Figure content listings
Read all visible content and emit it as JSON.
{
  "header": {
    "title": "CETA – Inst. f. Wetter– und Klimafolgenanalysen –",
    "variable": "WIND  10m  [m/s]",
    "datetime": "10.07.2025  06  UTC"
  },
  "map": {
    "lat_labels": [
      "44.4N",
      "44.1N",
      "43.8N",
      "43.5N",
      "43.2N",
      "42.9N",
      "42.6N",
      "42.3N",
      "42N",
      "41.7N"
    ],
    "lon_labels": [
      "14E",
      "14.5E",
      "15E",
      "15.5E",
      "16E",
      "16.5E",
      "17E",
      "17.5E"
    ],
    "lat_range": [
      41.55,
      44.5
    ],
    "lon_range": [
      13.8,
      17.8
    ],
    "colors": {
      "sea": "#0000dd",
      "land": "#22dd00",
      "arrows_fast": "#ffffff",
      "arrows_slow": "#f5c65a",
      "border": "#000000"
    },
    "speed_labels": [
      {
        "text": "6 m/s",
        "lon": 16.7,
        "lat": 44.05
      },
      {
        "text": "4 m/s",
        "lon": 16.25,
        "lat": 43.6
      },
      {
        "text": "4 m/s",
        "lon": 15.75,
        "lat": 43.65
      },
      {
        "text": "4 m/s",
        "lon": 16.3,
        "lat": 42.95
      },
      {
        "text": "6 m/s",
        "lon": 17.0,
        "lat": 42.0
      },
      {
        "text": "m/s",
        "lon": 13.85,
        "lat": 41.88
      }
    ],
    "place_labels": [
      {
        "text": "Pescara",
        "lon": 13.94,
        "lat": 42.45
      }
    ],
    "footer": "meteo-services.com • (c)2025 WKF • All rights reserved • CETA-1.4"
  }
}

■ **Task prompt**
Copy every line in the entries above that has the string "CETA" in it.

■ **Final result**
    "title": "CETA – Inst. f. Wetter– und Klimafolgenanalysen –",
    "footer": "meteo-services.com • (c)2025 WKF • All rights reserved • CETA-1.4"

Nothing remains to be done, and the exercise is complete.